= Entries drawn from a collection =
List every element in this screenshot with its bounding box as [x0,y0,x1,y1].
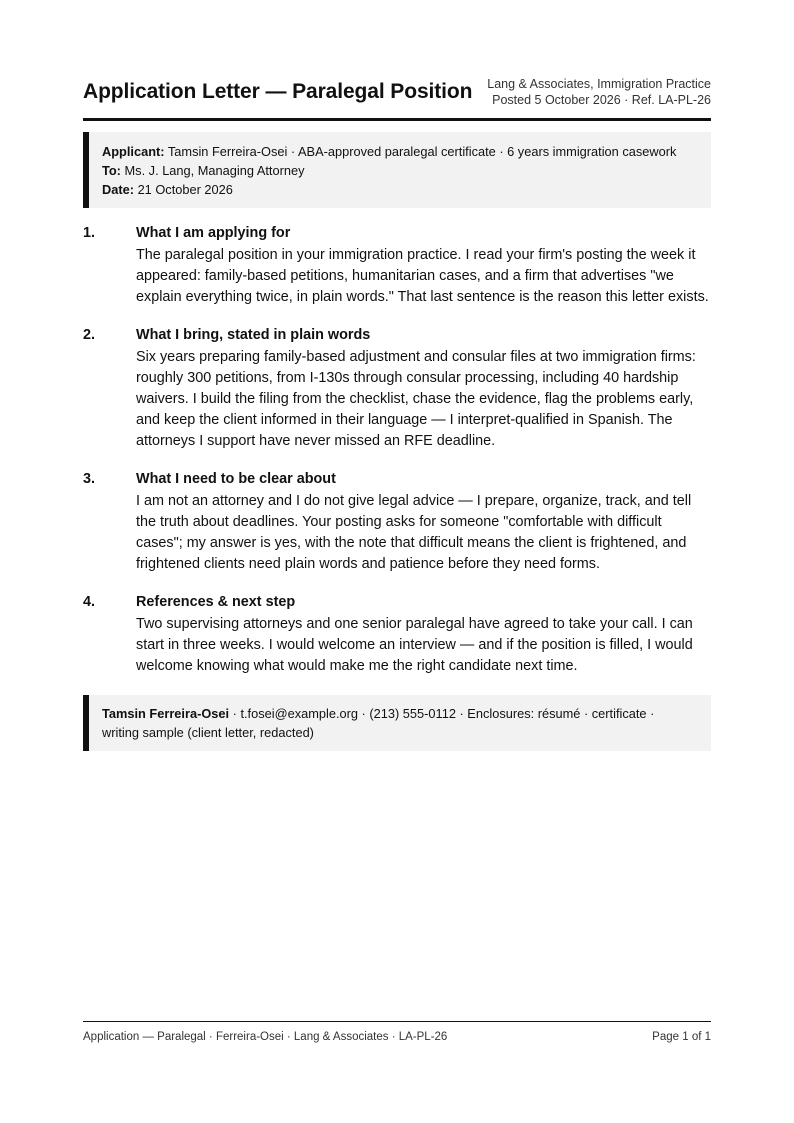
page-number: Page 1 of 1 [652,1031,711,1043]
section-text: The paralegal position in your immigration practice. I read your firm's posting the week it appeared: family-based petitions, humanitarian cases, and a firm that advertises "we explain everything twice, in plain words." That last sentence is the reason this letter exists. [136,247,709,305]
section-number: 1. [83,225,96,241]
page-footer [83,1021,711,1043]
page-title: Application Letter — Paralegal Position [83,80,473,103]
footer-reference: Application — Paralegal · Ferreira-Osei · Lang & Associates · LA-PL-26 [83,1031,448,1043]
posting-reference: Posted 5 October 2026 · Ref. LA-PL-26 [492,93,711,107]
applicant-value: Tamsin Ferreira-Osei · ABA-approved paralegal certificate · 6 years immigration casework [167,144,677,159]
letter-header [83,74,711,121]
posting-meta [487,76,711,108]
section-text: Six years preparing family-based adjustment and consular files at two immigration firms: roughly 300 petitions, from I-130s through consular processing, including 40 hardship waivers. I build the filing from the checklist, chase the evidence, flag the problems early, and keep the client informed in their language — I interpret-qualified in Spanish. The attorneys I support have never missed an RFE deadline. [136,349,696,449]
signature-details: · t.fosei@example.org · (213) 555-0112 · Enclosures: résumé · certificate · writing sample (client letter, redacted) [102,706,655,740]
recipient-line [102,161,711,180]
section-text: I am not an attorney and I do not give legal advice — I prepare, organize, track, and tell the truth about deadlines. Your posting asks for someone "comfortable with difficult cases"; my answer is yes, with the note that difficult means the client is frightened, and frightened clients need plain words and patience before they need forms. [136,493,692,572]
letter-sections [83,223,711,694]
date-line [102,180,711,199]
section-heading: What I am applying for [136,225,291,241]
applicant-label: Applicant: [102,144,165,159]
section-references [83,592,711,677]
section-what-i-bring [83,325,711,452]
recipient-value: Ms. J. Lang, Managing Attorney [124,163,305,178]
signature-box [83,695,711,751]
section-number: 2. [83,327,96,343]
recipient-label: To: [102,163,121,178]
section-heading: What I need to be clear about [136,471,336,487]
section-heading: What I bring, stated in plain words [136,327,371,343]
applicant-line [102,142,711,161]
firm-name: Lang & Associates, Immigration Practice [487,77,711,91]
section-heading: References & next step [136,594,296,610]
section-clear-about [83,469,711,575]
section-number: 3. [83,471,96,487]
section-text: Two supervising attorneys and one senior paralegal have agreed to take your call. I can start in three weeks. I would welcome an interview — and if the position is filled, I would welcome knowing what would make me the right candidate next time. [136,616,693,674]
section-number: 4. [83,594,96,610]
signature-name: Tamsin Ferreira-Osei [102,706,230,721]
date-label: Date: [102,182,134,197]
section-applying-for [83,223,711,308]
date-value: 21 October 2026 [137,182,233,197]
applicant-info-box [83,132,711,208]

= Stated task =
Copy every line of the data above without any changes, and leave the pictures out.

= Result of this exercise =
List every element in this screenshot with its bounding box as [x0,y0,x1,y1].
page-number: Page 1 of 1 [652,1031,711,1043]
section-text: The paralegal position in your immigration practice. I read your firm's posting the week it appeared: family-based petitions, humanitarian cases, and a firm that advertises "we explain everything twice, in plain words." That last sentence is the reason this letter exists. [136,247,709,305]
section-number: 1. [83,225,96,241]
page-footer [83,1021,711,1043]
page-title: Application Letter — Paralegal Position [83,80,473,103]
footer-reference: Application — Paralegal · Ferreira-Osei · Lang & Associates · LA-PL-26 [83,1031,448,1043]
posting-reference: Posted 5 October 2026 · Ref. LA-PL-26 [492,93,711,107]
applicant-value: Tamsin Ferreira-Osei · ABA-approved paralegal certificate · 6 years immigration casework [167,144,677,159]
letter-header [83,74,711,121]
posting-meta [487,76,711,108]
section-text: Six years preparing family-based adjustment and consular files at two immigration firms: roughly 300 petitions, from I-130s through consular processing, including 40 hardship waivers. I build the filing from the checklist, chase the evidence, flag the problems early, and keep the client informed in their language — I interpret-qualified in Spanish. The attorneys I support have never missed an RFE deadline. [136,349,696,449]
signature-details: · t.fosei@example.org · (213) 555-0112 · Enclosures: résumé · certificate · writing sample (client letter, redacted) [102,706,655,740]
recipient-line [102,161,711,180]
section-text: I am not an attorney and I do not give legal advice — I prepare, organize, track, and tell the truth about deadlines. Your posting asks for someone "comfortable with difficult cases"; my answer is yes, with the note that difficult means the client is frightened, and frightened clients need plain words and patience before they need forms. [136,493,692,572]
letter-sections [83,223,711,694]
date-line [102,180,711,199]
section-heading: What I am applying for [136,225,291,241]
applicant-label: Applicant: [102,144,165,159]
section-references [83,592,711,677]
section-what-i-bring [83,325,711,452]
recipient-value: Ms. J. Lang, Managing Attorney [124,163,305,178]
signature-box [83,695,711,751]
section-number: 2. [83,327,96,343]
recipient-label: To: [102,163,121,178]
section-heading: What I need to be clear about [136,471,336,487]
section-heading: What I bring, stated in plain words [136,327,371,343]
applicant-line [102,142,711,161]
firm-name: Lang & Associates, Immigration Practice [487,77,711,91]
section-heading: References & next step [136,594,296,610]
section-clear-about [83,469,711,575]
section-number: 3. [83,471,96,487]
section-text: Two supervising attorneys and one senior paralegal have agreed to take your call. I can start in three weeks. I would welcome an interview — and if the position is filled, I would welcome knowing what would make me the right candidate next time. [136,616,693,674]
section-number: 4. [83,594,96,610]
signature-name: Tamsin Ferreira-Osei [102,706,230,721]
date-label: Date: [102,182,134,197]
section-applying-for [83,223,711,308]
date-value: 21 October 2026 [137,182,233,197]
applicant-info-box [83,132,711,208]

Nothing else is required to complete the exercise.